Extract the full listing below without altering a single character.
========================================
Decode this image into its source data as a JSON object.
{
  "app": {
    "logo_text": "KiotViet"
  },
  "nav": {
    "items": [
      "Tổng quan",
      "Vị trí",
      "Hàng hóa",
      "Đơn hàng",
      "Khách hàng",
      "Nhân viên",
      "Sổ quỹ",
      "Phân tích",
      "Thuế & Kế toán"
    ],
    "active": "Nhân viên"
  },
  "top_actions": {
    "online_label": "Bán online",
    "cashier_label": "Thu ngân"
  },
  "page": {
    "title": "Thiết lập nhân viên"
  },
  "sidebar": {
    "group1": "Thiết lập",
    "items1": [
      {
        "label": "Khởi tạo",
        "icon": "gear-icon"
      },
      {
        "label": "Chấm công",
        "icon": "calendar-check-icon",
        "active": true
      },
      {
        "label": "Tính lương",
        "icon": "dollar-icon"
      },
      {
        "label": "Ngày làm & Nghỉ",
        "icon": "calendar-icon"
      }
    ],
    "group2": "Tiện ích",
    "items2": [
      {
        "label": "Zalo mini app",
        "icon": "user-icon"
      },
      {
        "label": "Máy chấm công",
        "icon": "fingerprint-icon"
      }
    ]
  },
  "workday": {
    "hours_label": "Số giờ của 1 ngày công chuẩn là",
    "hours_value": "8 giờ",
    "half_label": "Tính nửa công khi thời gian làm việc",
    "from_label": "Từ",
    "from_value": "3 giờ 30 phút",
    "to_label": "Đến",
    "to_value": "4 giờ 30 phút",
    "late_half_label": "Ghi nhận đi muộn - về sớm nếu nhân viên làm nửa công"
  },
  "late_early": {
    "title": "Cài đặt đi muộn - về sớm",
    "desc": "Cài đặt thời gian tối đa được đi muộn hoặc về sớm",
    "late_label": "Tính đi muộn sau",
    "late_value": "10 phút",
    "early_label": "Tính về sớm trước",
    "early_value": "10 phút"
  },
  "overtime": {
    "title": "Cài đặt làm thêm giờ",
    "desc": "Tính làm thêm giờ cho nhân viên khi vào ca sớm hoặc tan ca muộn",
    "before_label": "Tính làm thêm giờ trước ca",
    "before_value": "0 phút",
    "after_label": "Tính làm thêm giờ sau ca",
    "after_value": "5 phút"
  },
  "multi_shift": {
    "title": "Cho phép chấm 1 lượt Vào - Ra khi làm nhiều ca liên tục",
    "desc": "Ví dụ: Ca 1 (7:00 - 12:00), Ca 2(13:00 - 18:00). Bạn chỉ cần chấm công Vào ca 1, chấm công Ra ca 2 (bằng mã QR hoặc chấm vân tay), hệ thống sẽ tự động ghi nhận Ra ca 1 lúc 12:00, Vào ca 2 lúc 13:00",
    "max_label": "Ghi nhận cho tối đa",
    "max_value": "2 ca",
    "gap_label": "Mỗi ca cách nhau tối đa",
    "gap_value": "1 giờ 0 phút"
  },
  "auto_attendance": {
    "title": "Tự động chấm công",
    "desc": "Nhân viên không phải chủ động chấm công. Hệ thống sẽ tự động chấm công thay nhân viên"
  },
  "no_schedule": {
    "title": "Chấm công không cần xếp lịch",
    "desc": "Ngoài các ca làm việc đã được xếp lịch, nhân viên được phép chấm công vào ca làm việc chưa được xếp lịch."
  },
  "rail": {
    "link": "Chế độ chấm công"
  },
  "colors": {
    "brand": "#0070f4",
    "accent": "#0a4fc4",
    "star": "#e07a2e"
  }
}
========================================
▶ WRITTEN SOLUTION
Decode this image into its source data as a JSON object.
{
  "app": {
    "logo_text": "KiotViet"
  },
  "nav": {
    "items": [
      "Tổng quan",
      "Vị trí",
      "Hàng hóa",
      "Đơn hàng",
      "Khách hàng",
      "Nhân viên",
      "Sổ quỹ",
      "Phân tích",
      "Thuế & Kế toán"
    ],
    "active": "Nhân viên"
  },
  "top_actions": {
    "online_label": "Bán online",
    "cashier_label": "Thu ngân"
  },
  "page": {
    "title": "Thiết lập nhân viên"
  },
  "sidebar": {
    "group1": "Thiết lập",
    "items1": [
      {
        "label": "Khởi tạo",
        "icon": "gear-icon"
      },
      {
        "label": "Chấm công",
        "icon": "calendar-check-icon",
        "active": true
      },
      {
        "label": "Tính lương",
        "icon": "dollar-icon"
      },
      {
        "label": "Ngày làm & Nghỉ",
        "icon": "calendar-icon"
      }
    ],
    "group2": "Tiện ích",
    "items2": [
      {
        "label": "Zalo mini app",
        "icon": "user-icon"
      },
      {
        "label": "Máy chấm công",
        "icon": "fingerprint-icon"
      }
    ]
  },
  "workday": {
    "hours_label": "Số giờ của 1 ngày công chuẩn là",
    "hours_value": "8 giờ",
    "half_label": "Tính nửa công khi thời gian làm việc",
    "from_label": "Từ",
    "from_value": "3 giờ 30 phút",
    "to_label": "Đến",
    "to_value": "4 giờ 30 phút",
    "late_half_label": "Ghi nhận đi muộn - về sớm nếu nhân viên làm nửa công"
  },
  "late_early": {
    "title": "Cài đặt đi muộn - về sớm",
    "desc": "Cài đặt thời gian tối đa được đi muộn hoặc về sớm",
    "late_label": "Tính đi muộn sau",
    "late_value": "10 phút",
    "early_label": "Tính về sớm trước",
    "early_value": "10 phút"
  },
  "overtime": {
    "title": "Cài đặt làm thêm giờ",
    "desc": "Tính làm thêm giờ cho nhân viên khi vào ca sớm hoặc tan ca muộn",
    "before_label": "Tính làm thêm giờ trước ca",
    "before_value": "0 phút",
    "after_label": "Tính làm thêm giờ sau ca",
    "after_value": "5 phút"
  },
  "multi_shift": {
    "title": "Cho phép chấm 1 lượt Vào - Ra khi làm nhiều ca liên tục",
    "desc": "Ví dụ: Ca 1 (7:00 - 12:00), Ca 2(13:00 - 18:00). Bạn chỉ cần chấm công Vào ca 1, chấm công Ra ca 2 (bằng mã QR hoặc chấm vân tay), hệ thống sẽ tự động ghi nhận Ra ca 1 lúc 12:00, Vào ca 2 lúc 13:00",
    "max_label": "Ghi nhận cho tối đa",
    "max_value": "2 ca",
    "gap_label": "Mỗi ca cách nhau tối đa",
    "gap_value": "1 giờ 0 phút"
  },
  "auto_attendance": {
    "title": "Tự động chấm công",
    "desc": "Nhân viên không phải chủ động chấm công. Hệ thống sẽ tự động chấm công thay nhân viên"
  },
  "no_schedule": {
    "title": "Chấm công không cần xếp lịch",
    "desc": "Ngoài các ca làm việc đã được xếp lịch, nhân viên được phép chấm công vào ca làm việc chưa được xếp lịch."
  },
  "rail": {
    "link": "Chế độ chấm công"
  },
  "colors": {
    "brand": "#0070f4",
    "accent": "#0a4fc4",
    "star": "#e07a2e"
  }
}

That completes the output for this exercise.